INPUT FOR THIS TASK:
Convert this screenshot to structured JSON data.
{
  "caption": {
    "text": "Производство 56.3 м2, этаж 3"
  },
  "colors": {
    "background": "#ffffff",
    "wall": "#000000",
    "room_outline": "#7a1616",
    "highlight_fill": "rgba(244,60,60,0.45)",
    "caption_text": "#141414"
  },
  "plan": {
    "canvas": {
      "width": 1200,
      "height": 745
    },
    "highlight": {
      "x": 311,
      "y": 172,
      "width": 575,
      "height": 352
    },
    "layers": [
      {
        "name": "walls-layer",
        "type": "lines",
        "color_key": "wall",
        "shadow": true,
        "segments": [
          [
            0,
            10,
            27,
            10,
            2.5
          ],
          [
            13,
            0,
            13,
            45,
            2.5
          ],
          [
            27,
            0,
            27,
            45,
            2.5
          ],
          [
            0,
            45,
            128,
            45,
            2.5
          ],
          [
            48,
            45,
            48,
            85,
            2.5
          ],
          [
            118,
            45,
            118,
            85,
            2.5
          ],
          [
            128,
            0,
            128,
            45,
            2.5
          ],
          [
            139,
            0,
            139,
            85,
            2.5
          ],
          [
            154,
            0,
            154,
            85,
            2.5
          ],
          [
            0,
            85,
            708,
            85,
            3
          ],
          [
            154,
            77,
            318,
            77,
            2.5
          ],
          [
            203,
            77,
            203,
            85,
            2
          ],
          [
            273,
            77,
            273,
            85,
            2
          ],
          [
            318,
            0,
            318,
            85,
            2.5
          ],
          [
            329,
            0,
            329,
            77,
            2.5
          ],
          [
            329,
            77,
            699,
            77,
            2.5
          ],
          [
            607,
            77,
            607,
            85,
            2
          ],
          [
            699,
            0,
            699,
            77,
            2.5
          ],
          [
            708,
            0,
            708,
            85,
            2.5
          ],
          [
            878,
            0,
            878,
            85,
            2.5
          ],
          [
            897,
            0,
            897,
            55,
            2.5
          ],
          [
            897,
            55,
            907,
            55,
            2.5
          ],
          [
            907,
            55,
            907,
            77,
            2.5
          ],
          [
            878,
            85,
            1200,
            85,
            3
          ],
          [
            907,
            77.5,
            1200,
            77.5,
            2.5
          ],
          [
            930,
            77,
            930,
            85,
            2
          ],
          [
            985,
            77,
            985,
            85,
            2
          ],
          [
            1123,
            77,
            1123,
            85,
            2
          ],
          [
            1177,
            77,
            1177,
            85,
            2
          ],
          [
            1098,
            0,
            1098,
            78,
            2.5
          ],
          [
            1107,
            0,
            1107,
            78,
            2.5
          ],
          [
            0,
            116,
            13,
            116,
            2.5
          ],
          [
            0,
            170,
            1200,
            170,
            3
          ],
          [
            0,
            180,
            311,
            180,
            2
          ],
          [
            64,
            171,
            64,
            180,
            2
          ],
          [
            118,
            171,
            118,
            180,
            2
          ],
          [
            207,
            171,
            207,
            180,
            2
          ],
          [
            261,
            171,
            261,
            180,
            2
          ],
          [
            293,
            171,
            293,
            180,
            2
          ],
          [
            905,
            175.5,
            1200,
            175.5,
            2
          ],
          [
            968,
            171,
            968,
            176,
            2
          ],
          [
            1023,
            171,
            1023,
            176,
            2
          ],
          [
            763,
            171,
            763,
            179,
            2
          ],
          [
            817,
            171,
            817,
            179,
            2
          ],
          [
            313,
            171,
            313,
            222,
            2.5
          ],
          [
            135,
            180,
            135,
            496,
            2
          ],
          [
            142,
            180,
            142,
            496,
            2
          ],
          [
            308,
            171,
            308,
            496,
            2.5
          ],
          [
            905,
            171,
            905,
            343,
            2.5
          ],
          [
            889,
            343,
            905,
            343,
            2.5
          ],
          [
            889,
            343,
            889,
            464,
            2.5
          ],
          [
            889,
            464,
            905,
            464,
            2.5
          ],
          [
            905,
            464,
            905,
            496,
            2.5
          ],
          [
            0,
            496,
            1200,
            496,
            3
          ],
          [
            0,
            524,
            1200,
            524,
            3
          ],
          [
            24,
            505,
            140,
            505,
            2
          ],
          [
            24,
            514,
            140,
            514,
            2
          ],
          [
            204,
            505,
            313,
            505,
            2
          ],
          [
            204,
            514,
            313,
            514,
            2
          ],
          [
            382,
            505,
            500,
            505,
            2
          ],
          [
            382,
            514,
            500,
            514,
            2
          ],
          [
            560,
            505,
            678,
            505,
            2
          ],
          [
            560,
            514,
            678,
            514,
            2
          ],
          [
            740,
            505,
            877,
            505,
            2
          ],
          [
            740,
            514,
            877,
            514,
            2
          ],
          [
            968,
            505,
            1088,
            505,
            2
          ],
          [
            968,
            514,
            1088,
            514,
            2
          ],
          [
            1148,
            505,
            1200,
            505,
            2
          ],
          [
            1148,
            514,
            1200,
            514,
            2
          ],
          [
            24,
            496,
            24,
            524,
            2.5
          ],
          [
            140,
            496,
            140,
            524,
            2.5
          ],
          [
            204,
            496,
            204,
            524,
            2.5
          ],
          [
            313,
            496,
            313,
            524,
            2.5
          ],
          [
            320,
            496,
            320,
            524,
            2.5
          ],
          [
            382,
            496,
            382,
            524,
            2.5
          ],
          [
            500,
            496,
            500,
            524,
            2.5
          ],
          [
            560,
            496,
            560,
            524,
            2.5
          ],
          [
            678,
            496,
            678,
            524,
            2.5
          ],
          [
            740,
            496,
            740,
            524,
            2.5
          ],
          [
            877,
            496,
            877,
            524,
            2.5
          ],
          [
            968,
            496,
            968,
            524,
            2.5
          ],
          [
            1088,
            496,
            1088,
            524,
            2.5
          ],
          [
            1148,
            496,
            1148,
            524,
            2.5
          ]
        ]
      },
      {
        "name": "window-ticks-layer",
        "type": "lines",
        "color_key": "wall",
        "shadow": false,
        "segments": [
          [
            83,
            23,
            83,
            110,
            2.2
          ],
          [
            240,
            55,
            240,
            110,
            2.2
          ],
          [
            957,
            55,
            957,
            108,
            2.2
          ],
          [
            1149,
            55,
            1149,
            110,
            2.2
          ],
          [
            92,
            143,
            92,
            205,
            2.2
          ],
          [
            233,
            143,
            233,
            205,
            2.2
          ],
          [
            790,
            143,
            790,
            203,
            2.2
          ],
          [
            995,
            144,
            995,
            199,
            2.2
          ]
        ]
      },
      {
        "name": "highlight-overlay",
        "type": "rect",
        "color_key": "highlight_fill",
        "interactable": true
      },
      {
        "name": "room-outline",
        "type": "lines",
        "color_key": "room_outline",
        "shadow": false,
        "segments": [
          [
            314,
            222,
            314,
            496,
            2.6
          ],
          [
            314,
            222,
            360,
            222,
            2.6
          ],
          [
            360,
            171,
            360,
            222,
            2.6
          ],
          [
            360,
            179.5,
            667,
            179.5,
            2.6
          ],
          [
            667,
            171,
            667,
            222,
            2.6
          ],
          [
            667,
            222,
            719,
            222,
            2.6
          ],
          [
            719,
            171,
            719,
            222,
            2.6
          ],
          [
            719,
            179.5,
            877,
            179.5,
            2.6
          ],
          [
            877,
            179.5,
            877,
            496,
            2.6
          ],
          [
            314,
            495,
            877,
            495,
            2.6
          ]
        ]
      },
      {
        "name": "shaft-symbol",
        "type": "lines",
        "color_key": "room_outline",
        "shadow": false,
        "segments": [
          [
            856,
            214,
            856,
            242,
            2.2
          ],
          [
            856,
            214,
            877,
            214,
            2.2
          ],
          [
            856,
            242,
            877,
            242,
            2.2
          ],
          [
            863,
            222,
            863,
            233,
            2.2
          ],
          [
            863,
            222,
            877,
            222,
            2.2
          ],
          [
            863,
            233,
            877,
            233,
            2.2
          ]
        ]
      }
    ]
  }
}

WHAT TO DO: Please restate the whole listing word for word.

COMPLETED TASK:
Convert this screenshot to structured JSON data.
{
  "caption": {
    "text": "Производство 56.3 м2, этаж 3"
  },
  "colors": {
    "background": "#ffffff",
    "wall": "#000000",
    "room_outline": "#7a1616",
    "highlight_fill": "rgba(244,60,60,0.45)",
    "caption_text": "#141414"
  },
  "plan": {
    "canvas": {
      "width": 1200,
      "height": 745
    },
    "highlight": {
      "x": 311,
      "y": 172,
      "width": 575,
      "height": 352
    },
    "layers": [
      {
        "name": "walls-layer",
        "type": "lines",
        "color_key": "wall",
        "shadow": true,
        "segments": [
          [
            0,
            10,
            27,
            10,
            2.5
          ],
          [
            13,
            0,
            13,
            45,
            2.5
          ],
          [
            27,
            0,
            27,
            45,
            2.5
          ],
          [
            0,
            45,
            128,
            45,
            2.5
          ],
          [
            48,
            45,
            48,
            85,
            2.5
          ],
          [
            118,
            45,
            118,
            85,
            2.5
          ],
          [
            128,
            0,
            128,
            45,
            2.5
          ],
          [
            139,
            0,
            139,
            85,
            2.5
          ],
          [
            154,
            0,
            154,
            85,
            2.5
          ],
          [
            0,
            85,
            708,
            85,
            3
          ],
          [
            154,
            77,
            318,
            77,
            2.5
          ],
          [
            203,
            77,
            203,
            85,
            2
          ],
          [
            273,
            77,
            273,
            85,
            2
          ],
          [
            318,
            0,
            318,
            85,
            2.5
          ],
          [
            329,
            0,
            329,
            77,
            2.5
          ],
          [
            329,
            77,
            699,
            77,
            2.5
          ],
          [
            607,
            77,
            607,
            85,
            2
          ],
          [
            699,
            0,
            699,
            77,
            2.5
          ],
          [
            708,
            0,
            708,
            85,
            2.5
          ],
          [
            878,
            0,
            878,
            85,
            2.5
          ],
          [
            897,
            0,
            897,
            55,
            2.5
          ],
          [
            897,
            55,
            907,
            55,
            2.5
          ],
          [
            907,
            55,
            907,
            77,
            2.5
          ],
          [
            878,
            85,
            1200,
            85,
            3
          ],
          [
            907,
            77.5,
            1200,
            77.5,
            2.5
          ],
          [
            930,
            77,
            930,
            85,
            2
          ],
          [
            985,
            77,
            985,
            85,
            2
          ],
          [
            1123,
            77,
            1123,
            85,
            2
          ],
          [
            1177,
            77,
            1177,
            85,
            2
          ],
          [
            1098,
            0,
            1098,
            78,
            2.5
          ],
          [
            1107,
            0,
            1107,
            78,
            2.5
          ],
          [
            0,
            116,
            13,
            116,
            2.5
          ],
          [
            0,
            170,
            1200,
            170,
            3
          ],
          [
            0,
            180,
            311,
            180,
            2
          ],
          [
            64,
            171,
            64,
            180,
            2
          ],
          [
            118,
            171,
            118,
            180,
            2
          ],
          [
            207,
            171,
            207,
            180,
            2
          ],
          [
            261,
            171,
            261,
            180,
            2
          ],
          [
            293,
            171,
            293,
            180,
            2
          ],
          [
            905,
            175.5,
            1200,
            175.5,
            2
          ],
          [
            968,
            171,
            968,
            176,
            2
          ],
          [
            1023,
            171,
            1023,
            176,
            2
          ],
          [
            763,
            171,
            763,
            179,
            2
          ],
          [
            817,
            171,
            817,
            179,
            2
          ],
          [
            313,
            171,
            313,
            222,
            2.5
          ],
          [
            135,
            180,
            135,
            496,
            2
          ],
          [
            142,
            180,
            142,
            496,
            2
          ],
          [
            308,
            171,
            308,
            496,
            2.5
          ],
          [
            905,
            171,
            905,
            343,
            2.5
          ],
          [
            889,
            343,
            905,
            343,
            2.5
          ],
          [
            889,
            343,
            889,
            464,
            2.5
          ],
          [
            889,
            464,
            905,
            464,
            2.5
          ],
          [
            905,
            464,
            905,
            496,
            2.5
          ],
          [
            0,
            496,
            1200,
            496,
            3
          ],
          [
            0,
            524,
            1200,
            524,
            3
          ],
          [
            24,
            505,
            140,
            505,
            2
          ],
          [
            24,
            514,
            140,
            514,
            2
          ],
          [
            204,
            505,
            313,
            505,
            2
          ],
          [
            204,
            514,
            313,
            514,
            2
          ],
          [
            382,
            505,
            500,
            505,
            2
          ],
          [
            382,
            514,
            500,
            514,
            2
          ],
          [
            560,
            505,
            678,
            505,
            2
          ],
          [
            560,
            514,
            678,
            514,
            2
          ],
          [
            740,
            505,
            877,
            505,
            2
          ],
          [
            740,
            514,
            877,
            514,
            2
          ],
          [
            968,
            505,
            1088,
            505,
            2
          ],
          [
            968,
            514,
            1088,
            514,
            2
          ],
          [
            1148,
            505,
            1200,
            505,
            2
          ],
          [
            1148,
            514,
            1200,
            514,
            2
          ],
          [
            24,
            496,
            24,
            524,
            2.5
          ],
          [
            140,
            496,
            140,
            524,
            2.5
          ],
          [
            204,
            496,
            204,
            524,
            2.5
          ],
          [
            313,
            496,
            313,
            524,
            2.5
          ],
          [
            320,
            496,
            320,
            524,
            2.5
          ],
          [
            382,
            496,
            382,
            524,
            2.5
          ],
          [
            500,
            496,
            500,
            524,
            2.5
          ],
          [
            560,
            496,
            560,
            524,
            2.5
          ],
          [
            678,
            496,
            678,
            524,
            2.5
          ],
          [
            740,
            496,
            740,
            524,
            2.5
          ],
          [
            877,
            496,
            877,
            524,
            2.5
          ],
          [
            968,
            496,
            968,
            524,
            2.5
          ],
          [
            1088,
            496,
            1088,
            524,
            2.5
          ],
          [
            1148,
            496,
            1148,
            524,
            2.5
          ]
        ]
      },
      {
        "name": "window-ticks-layer",
        "type": "lines",
        "color_key": "wall",
        "shadow": false,
        "segments": [
          [
            83,
            23,
            83,
            110,
            2.2
          ],
          [
            240,
            55,
            240,
            110,
            2.2
          ],
          [
            957,
            55,
            957,
            108,
            2.2
          ],
          [
            1149,
            55,
            1149,
            110,
            2.2
          ],
          [
            92,
            143,
            92,
            205,
            2.2
          ],
          [
            233,
            143,
            233,
            205,
            2.2
          ],
          [
            790,
            143,
            790,
            203,
            2.2
          ],
          [
            995,
            144,
            995,
            199,
            2.2
          ]
        ]
      },
      {
        "name": "highlight-overlay",
        "type": "rect",
        "color_key": "highlight_fill",
        "interactable": true
      },
      {
        "name": "room-outline",
        "type": "lines",
        "color_key": "room_outline",
        "shadow": false,
        "segments": [
          [
            314,
            222,
            314,
            496,
            2.6
          ],
          [
            314,
            222,
            360,
            222,
            2.6
          ],
          [
            360,
            171,
            360,
            222,
            2.6
          ],
          [
            360,
            179.5,
            667,
            179.5,
            2.6
          ],
          [
            667,
            171,
            667,
            222,
            2.6
          ],
          [
            667,
            222,
            719,
            222,
            2.6
          ],
          [
            719,
            171,
            719,
            222,
            2.6
          ],
          [
            719,
            179.5,
            877,
            179.5,
            2.6
          ],
          [
            877,
            179.5,
            877,
            496,
            2.6
          ],
          [
            314,
            495,
            877,
            495,
            2.6
          ]
        ]
      },
      {
        "name": "shaft-symbol",
        "type": "lines",
        "color_key": "room_outline",
        "shadow": false,
        "segments": [
          [
            856,
            214,
            856,
            242,
            2.2
          ],
          [
            856,
            214,
            877,
            214,
            2.2
          ],
          [
            856,
            242,
            877,
            242,
            2.2
          ],
          [
            863,
            222,
            863,
            233,
            2.2
          ],
          [
            863,
            222,
            877,
            222,
            2.2
          ],
          [
            863,
            233,
            877,
            233,
            2.2
          ]
        ]
      }
    ]
  }
}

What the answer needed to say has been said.